START DATA IN THIS EXERCISE

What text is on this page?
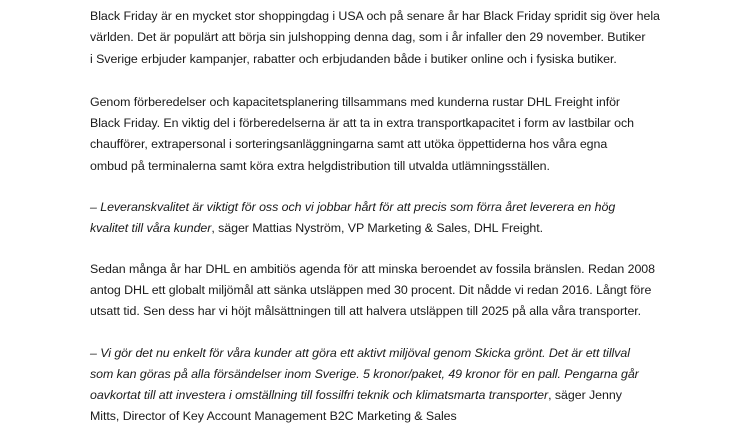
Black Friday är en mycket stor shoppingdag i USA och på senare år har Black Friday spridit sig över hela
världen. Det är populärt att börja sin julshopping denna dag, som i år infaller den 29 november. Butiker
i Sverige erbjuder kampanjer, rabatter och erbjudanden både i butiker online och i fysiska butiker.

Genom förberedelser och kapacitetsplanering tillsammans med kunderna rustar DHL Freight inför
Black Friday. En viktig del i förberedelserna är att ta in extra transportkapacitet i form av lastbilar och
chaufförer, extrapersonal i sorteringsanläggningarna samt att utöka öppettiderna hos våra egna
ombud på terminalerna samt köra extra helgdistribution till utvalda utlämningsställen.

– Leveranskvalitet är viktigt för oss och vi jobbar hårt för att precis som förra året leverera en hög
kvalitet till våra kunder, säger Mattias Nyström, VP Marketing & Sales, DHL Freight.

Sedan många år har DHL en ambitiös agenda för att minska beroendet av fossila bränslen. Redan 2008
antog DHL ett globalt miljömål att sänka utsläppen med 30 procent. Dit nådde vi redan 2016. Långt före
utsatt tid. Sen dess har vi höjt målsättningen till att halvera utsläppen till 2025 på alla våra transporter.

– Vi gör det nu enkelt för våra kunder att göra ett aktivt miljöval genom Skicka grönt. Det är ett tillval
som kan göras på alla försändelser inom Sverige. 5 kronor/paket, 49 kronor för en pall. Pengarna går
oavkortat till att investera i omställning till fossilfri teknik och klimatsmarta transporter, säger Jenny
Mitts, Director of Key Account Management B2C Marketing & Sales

END DATA IN THIS EXERCISE
START DATA IN THIS EXERCISE

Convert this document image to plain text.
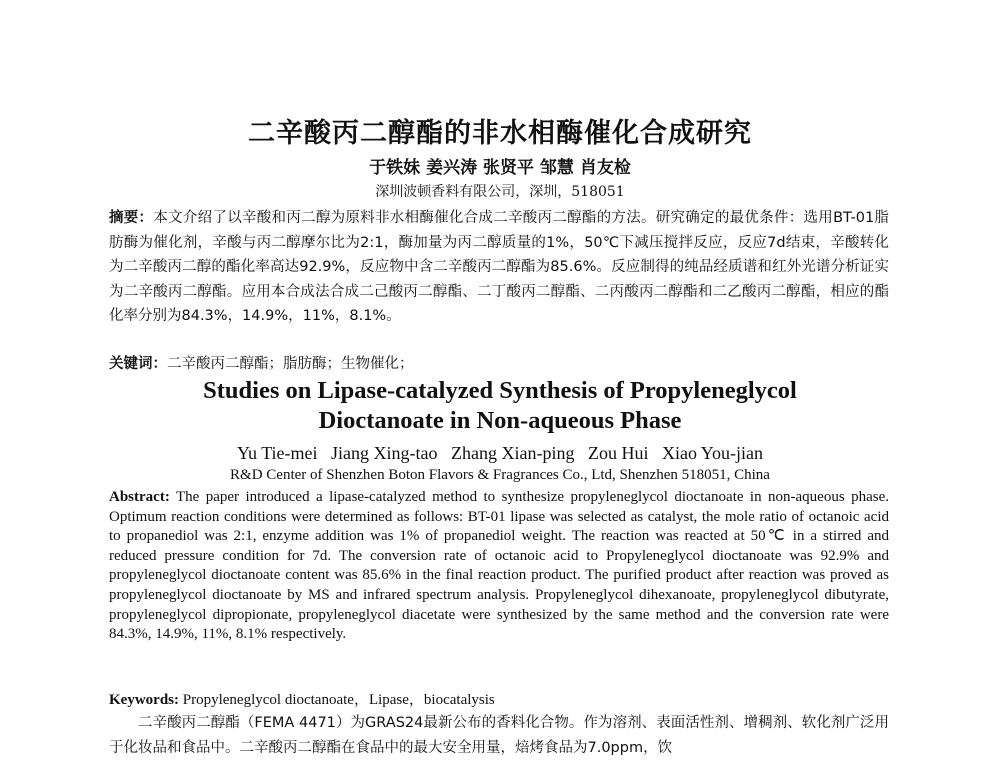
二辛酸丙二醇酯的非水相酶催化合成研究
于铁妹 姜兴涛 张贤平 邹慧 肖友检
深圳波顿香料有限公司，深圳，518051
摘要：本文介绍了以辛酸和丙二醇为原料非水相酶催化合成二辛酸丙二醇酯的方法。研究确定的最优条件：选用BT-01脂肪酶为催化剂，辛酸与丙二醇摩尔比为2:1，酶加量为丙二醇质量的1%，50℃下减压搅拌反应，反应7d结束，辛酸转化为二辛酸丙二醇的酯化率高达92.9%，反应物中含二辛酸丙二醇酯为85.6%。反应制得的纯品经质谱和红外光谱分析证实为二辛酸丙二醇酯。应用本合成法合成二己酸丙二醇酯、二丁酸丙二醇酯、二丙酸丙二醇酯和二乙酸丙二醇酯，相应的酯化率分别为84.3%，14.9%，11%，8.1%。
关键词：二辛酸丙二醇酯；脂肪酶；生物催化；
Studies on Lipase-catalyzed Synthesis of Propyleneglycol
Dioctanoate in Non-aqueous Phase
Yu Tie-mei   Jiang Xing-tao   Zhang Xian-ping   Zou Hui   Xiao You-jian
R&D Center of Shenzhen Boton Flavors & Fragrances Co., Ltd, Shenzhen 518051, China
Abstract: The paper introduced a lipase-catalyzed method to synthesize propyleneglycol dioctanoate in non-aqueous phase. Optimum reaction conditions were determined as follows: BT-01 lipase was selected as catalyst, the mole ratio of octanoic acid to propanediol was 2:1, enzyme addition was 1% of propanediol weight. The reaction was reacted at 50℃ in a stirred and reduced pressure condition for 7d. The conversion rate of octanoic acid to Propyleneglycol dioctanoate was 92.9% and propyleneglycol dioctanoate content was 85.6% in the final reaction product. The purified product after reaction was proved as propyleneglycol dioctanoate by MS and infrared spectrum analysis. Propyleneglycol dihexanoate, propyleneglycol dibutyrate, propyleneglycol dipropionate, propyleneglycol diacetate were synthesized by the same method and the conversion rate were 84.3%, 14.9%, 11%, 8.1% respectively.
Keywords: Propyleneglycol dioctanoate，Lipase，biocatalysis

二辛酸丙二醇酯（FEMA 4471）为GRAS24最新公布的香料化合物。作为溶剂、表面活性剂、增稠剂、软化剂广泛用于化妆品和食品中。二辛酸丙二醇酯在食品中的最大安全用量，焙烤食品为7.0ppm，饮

END DATA IN THIS EXERCISE
START DATA IN THIS EXERCISE

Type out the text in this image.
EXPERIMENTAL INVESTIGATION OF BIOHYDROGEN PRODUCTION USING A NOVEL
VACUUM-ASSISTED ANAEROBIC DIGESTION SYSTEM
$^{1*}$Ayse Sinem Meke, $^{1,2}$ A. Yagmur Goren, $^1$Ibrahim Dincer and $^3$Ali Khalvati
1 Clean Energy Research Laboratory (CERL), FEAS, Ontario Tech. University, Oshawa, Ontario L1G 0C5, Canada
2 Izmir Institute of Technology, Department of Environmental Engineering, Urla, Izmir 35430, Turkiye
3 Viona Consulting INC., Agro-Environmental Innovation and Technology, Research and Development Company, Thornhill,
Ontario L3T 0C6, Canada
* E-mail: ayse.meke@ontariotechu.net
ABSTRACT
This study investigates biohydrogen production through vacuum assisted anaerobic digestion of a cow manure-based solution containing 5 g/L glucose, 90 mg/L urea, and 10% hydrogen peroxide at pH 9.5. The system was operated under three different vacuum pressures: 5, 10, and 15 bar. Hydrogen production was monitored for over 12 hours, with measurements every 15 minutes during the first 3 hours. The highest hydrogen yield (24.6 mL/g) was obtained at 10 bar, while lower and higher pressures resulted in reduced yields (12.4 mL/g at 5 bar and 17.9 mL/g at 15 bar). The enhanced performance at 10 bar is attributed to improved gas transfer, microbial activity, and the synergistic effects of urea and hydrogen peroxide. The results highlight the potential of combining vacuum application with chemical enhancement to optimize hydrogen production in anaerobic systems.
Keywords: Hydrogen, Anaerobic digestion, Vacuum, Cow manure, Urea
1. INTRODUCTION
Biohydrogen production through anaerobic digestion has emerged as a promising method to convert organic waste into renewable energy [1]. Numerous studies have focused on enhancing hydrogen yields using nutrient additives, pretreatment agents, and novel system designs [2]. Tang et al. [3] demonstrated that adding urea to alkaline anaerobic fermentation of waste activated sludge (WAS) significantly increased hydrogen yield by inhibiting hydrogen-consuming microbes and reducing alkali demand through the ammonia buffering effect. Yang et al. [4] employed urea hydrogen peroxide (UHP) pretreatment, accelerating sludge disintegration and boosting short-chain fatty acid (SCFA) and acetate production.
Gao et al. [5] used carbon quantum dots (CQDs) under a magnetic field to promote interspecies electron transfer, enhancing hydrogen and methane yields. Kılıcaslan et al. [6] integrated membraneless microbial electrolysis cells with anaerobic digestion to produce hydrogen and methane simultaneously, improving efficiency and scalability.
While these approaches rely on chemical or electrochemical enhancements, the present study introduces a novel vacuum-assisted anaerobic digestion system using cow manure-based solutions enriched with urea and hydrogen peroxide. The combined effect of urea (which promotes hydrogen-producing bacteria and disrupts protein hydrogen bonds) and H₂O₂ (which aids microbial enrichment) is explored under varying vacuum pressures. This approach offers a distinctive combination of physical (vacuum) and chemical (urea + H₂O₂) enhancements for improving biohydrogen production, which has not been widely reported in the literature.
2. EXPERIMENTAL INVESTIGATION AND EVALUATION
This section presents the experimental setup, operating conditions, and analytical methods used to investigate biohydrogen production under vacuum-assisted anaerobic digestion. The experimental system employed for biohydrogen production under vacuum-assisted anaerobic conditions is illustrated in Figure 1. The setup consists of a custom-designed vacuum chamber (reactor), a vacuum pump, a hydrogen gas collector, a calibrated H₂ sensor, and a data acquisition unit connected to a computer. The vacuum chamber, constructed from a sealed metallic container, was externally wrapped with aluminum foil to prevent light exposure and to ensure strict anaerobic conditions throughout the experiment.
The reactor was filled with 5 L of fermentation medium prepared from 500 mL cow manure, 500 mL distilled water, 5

END DATA IN THIS EXERCISE

» **TASK BRIEF**
Tally the lines above with "reactor", please; number only.

» **EXERCISE RESPONSE**
2